--- start ---

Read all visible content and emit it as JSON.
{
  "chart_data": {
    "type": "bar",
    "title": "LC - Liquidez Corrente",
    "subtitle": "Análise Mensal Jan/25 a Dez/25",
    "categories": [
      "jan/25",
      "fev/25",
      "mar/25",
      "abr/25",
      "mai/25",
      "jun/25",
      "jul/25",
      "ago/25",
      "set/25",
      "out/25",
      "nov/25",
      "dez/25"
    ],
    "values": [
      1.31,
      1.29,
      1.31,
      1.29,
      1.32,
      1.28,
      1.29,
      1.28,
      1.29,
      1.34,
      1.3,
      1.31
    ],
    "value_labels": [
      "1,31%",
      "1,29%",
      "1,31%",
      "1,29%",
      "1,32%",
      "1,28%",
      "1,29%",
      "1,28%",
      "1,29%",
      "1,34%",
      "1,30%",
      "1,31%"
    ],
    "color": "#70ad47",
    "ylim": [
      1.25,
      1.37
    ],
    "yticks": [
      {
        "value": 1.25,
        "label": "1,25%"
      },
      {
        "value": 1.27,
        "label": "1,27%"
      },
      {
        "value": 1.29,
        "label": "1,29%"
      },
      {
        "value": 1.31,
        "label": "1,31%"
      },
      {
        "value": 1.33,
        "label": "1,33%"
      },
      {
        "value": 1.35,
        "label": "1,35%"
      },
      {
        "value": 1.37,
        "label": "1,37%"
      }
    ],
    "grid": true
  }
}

--- end ---

■ REQUIREMENT: Using the entries above, please restate each one word for word.

■ WRITTEN SOLUTION:
Read all visible content and emit it as JSON.
{
  "chart_data": {
    "type": "bar",
    "title": "LC - Liquidez Corrente",
    "subtitle": "Análise Mensal Jan/25 a Dez/25",
    "categories": [
      "jan/25",
      "fev/25",
      "mar/25",
      "abr/25",
      "mai/25",
      "jun/25",
      "jul/25",
      "ago/25",
      "set/25",
      "out/25",
      "nov/25",
      "dez/25"
    ],
    "values": [
      1.31,
      1.29,
      1.31,
      1.29,
      1.32,
      1.28,
      1.29,
      1.28,
      1.29,
      1.34,
      1.3,
      1.31
    ],
    "value_labels": [
      "1,31%",
      "1,29%",
      "1,31%",
      "1,29%",
      "1,32%",
      "1,28%",
      "1,29%",
      "1,28%",
      "1,29%",
      "1,34%",
      "1,30%",
      "1,31%"
    ],
    "color": "#70ad47",
    "ylim": [
      1.25,
      1.37
    ],
    "yticks": [
      {
        "value": 1.25,
        "label": "1,25%"
      },
      {
        "value": 1.27,
        "label": "1,27%"
      },
      {
        "value": 1.29,
        "label": "1,29%"
      },
      {
        "value": 1.31,
        "label": "1,31%"
      },
      {
        "value": 1.33,
        "label": "1,33%"
      },
      {
        "value": 1.35,
        "label": "1,35%"
      },
      {
        "value": 1.37,
        "label": "1,37%"
      }
    ],
    "grid": true
  }
}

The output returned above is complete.